> _Task to carry out_: Copy out every line of the records below word for word, keeping each one unchanged.

* start Data section *

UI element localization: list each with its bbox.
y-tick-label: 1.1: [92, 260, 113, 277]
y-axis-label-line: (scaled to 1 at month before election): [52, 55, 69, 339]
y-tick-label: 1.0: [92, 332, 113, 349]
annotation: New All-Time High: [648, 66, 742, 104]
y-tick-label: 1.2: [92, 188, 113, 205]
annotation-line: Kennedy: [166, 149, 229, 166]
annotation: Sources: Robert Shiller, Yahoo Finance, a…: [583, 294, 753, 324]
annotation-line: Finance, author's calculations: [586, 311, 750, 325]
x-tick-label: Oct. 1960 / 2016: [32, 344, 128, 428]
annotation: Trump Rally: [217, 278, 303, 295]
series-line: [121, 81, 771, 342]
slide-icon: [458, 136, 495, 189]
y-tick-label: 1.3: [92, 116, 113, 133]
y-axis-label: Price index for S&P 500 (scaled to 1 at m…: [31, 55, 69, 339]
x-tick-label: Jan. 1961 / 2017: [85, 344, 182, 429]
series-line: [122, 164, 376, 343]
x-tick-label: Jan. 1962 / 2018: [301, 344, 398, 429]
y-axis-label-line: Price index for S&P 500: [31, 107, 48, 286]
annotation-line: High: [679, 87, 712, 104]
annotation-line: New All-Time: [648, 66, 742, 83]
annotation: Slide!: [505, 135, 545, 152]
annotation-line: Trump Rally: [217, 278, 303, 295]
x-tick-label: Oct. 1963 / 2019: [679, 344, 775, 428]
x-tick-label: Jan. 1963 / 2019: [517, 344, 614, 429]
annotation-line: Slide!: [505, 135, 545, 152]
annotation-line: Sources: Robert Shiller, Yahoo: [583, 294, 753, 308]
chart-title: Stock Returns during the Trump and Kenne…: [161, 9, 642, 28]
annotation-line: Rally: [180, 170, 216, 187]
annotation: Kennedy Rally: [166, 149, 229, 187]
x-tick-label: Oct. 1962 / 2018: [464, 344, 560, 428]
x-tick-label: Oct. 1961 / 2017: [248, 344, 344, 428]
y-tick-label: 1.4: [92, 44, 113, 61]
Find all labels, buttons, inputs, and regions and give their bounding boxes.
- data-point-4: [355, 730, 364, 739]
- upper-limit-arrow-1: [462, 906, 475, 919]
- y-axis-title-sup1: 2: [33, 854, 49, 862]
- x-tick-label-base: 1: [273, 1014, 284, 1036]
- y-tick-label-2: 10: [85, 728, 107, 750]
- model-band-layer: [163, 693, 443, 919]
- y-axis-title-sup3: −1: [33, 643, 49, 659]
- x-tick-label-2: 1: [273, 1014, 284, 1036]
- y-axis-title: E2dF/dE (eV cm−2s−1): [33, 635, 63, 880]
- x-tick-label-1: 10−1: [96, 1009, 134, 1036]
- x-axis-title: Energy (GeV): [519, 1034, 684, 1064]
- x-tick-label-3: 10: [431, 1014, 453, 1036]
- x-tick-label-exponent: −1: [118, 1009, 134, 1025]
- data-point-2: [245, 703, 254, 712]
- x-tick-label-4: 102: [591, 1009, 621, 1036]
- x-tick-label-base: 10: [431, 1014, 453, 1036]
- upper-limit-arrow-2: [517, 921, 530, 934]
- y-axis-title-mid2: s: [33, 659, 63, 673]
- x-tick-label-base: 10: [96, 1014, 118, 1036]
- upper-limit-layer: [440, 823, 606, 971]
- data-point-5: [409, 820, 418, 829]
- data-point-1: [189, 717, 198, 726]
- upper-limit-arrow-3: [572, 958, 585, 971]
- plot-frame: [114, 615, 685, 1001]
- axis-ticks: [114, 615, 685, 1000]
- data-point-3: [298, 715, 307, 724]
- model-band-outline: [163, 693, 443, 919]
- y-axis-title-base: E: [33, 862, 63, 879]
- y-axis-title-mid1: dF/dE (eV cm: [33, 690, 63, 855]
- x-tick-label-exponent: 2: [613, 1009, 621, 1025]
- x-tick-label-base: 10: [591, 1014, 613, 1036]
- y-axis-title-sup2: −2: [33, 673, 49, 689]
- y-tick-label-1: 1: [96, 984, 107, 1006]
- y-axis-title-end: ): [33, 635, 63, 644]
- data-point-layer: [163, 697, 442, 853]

* end Data section *

> _Correct answer_:
UI element localization: list each with its bbox.
y-tick-label: 1.1: [92, 260, 113, 277]
y-axis-label-line: (scaled to 1 at month before election): [52, 55, 69, 339]
y-tick-label: 1.0: [92, 332, 113, 349]
annotation: New All-Time High: [648, 66, 742, 104]
y-tick-label: 1.2: [92, 188, 113, 205]
annotation-line: Kennedy: [166, 149, 229, 166]
annotation: Sources: Robert Shiller, Yahoo Finance, a…: [583, 294, 753, 324]
annotation-line: Finance, author's calculations: [586, 311, 750, 325]
x-tick-label: Oct. 1960 / 2016: [32, 344, 128, 428]
annotation: Trump Rally: [217, 278, 303, 295]
series-line: [121, 81, 771, 342]
slide-icon: [458, 136, 495, 189]
y-tick-label: 1.3: [92, 116, 113, 133]
y-axis-label: Price index for S&P 500 (scaled to 1 at m…: [31, 55, 69, 339]
x-tick-label: Jan. 1961 / 2017: [85, 344, 182, 429]
series-line: [122, 164, 376, 343]
x-tick-label: Jan. 1962 / 2018: [301, 344, 398, 429]
y-axis-label-line: Price index for S&P 500: [31, 107, 48, 286]
annotation-line: High: [679, 87, 712, 104]
annotation-line: New All-Time: [648, 66, 742, 83]
annotation: Slide!: [505, 135, 545, 152]
annotation-line: Trump Rally: [217, 278, 303, 295]
x-tick-label: Oct. 1963 / 2019: [679, 344, 775, 428]
x-tick-label: Jan. 1963 / 2019: [517, 344, 614, 429]
annotation-line: Slide!: [505, 135, 545, 152]
annotation-line: Sources: Robert Shiller, Yahoo: [583, 294, 753, 308]
chart-title: Stock Returns during the Trump and Kenne…: [161, 9, 642, 28]
annotation-line: Rally: [180, 170, 216, 187]
annotation: Kennedy Rally: [166, 149, 229, 187]
x-tick-label: Oct. 1962 / 2018: [464, 344, 560, 428]
x-tick-label: Oct. 1961 / 2017: [248, 344, 344, 428]
y-tick-label: 1.4: [92, 44, 113, 61]
Find all labels, buttons, inputs, and regions and give their bounding boxes.
- data-point-4: [355, 730, 364, 739]
- upper-limit-arrow-1: [462, 906, 475, 919]
- y-axis-title-sup1: 2: [33, 854, 49, 862]
- x-tick-label-base: 1: [273, 1014, 284, 1036]
- y-tick-label-2: 10: [85, 728, 107, 750]
- model-band-layer: [163, 693, 443, 919]
- y-axis-title-sup3: −1: [33, 643, 49, 659]
- x-tick-label-2: 1: [273, 1014, 284, 1036]
- y-axis-title: E2dF/dE (eV cm−2s−1): [33, 635, 63, 880]
- x-tick-label-1: 10−1: [96, 1009, 134, 1036]
- x-axis-title: Energy (GeV): [519, 1034, 684, 1064]
- x-tick-label-3: 10: [431, 1014, 453, 1036]
- x-tick-label-exponent: −1: [118, 1009, 134, 1025]
- data-point-2: [245, 703, 254, 712]
- x-tick-label-4: 102: [591, 1009, 621, 1036]
- x-tick-label-base: 10: [431, 1014, 453, 1036]
- upper-limit-arrow-2: [517, 921, 530, 934]
- y-axis-title-mid2: s: [33, 659, 63, 673]
- x-tick-label-base: 10: [96, 1014, 118, 1036]
- upper-limit-layer: [440, 823, 606, 971]
- data-point-5: [409, 820, 418, 829]
- data-point-1: [189, 717, 198, 726]
- upper-limit-arrow-3: [572, 958, 585, 971]
- plot-frame: [114, 615, 685, 1001]
- axis-ticks: [114, 615, 685, 1000]
- data-point-3: [298, 715, 307, 724]
- model-band-outline: [163, 693, 443, 919]
- y-axis-title-base: E: [33, 862, 63, 879]
- y-axis-title-mid1: dF/dE (eV cm: [33, 690, 63, 855]
- x-tick-label-exponent: 2: [613, 1009, 621, 1025]
- x-tick-label-base: 10: [591, 1014, 613, 1036]
- y-axis-title-sup2: −2: [33, 673, 49, 689]
- y-tick-label-1: 1: [96, 984, 107, 1006]
- y-axis-title-end: ): [33, 635, 63, 644]
- data-point-layer: [163, 697, 442, 853]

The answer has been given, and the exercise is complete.